### Exercise data
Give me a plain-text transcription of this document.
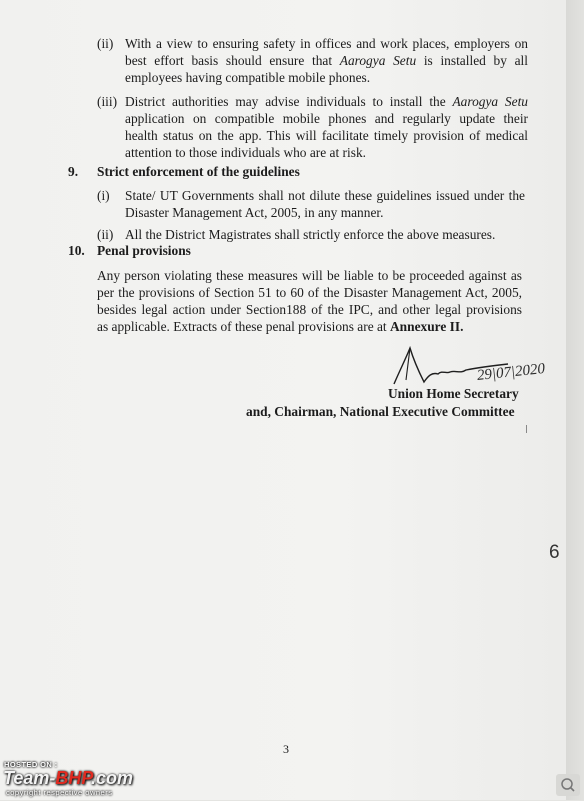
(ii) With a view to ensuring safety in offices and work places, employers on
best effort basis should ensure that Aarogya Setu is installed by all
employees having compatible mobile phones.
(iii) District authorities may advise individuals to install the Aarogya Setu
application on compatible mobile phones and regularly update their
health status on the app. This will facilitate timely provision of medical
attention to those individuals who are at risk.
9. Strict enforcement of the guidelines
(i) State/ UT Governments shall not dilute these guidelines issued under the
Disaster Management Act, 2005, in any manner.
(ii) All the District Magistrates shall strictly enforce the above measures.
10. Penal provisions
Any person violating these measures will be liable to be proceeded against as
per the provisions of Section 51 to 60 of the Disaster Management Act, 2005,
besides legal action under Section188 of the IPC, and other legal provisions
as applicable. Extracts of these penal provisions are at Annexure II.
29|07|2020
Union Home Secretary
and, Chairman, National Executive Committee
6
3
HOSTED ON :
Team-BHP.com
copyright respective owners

### Requirement
Reproduce every entry exactly, but omit each picture.

### Answer to this problem
Give me a plain-text transcription of this document.
(ii) With a view to ensuring safety in offices and work places, employers on
best effort basis should ensure that Aarogya Setu is installed by all
employees having compatible mobile phones.
(iii) District authorities may advise individuals to install the Aarogya Setu
application on compatible mobile phones and regularly update their
health status on the app. This will facilitate timely provision of medical
attention to those individuals who are at risk.
9. Strict enforcement of the guidelines
(i) State/ UT Governments shall not dilute these guidelines issued under the
Disaster Management Act, 2005, in any manner.
(ii) All the District Magistrates shall strictly enforce the above measures.
10. Penal provisions
Any person violating these measures will be liable to be proceeded against as
per the provisions of Section 51 to 60 of the Disaster Management Act, 2005,
besides legal action under Section188 of the IPC, and other legal provisions
as applicable. Extracts of these penal provisions are at Annexure II.
29|07|2020
Union Home Secretary
and, Chairman, National Executive Committee
6
3
HOSTED ON :
Team-BHP.com
copyright respective owners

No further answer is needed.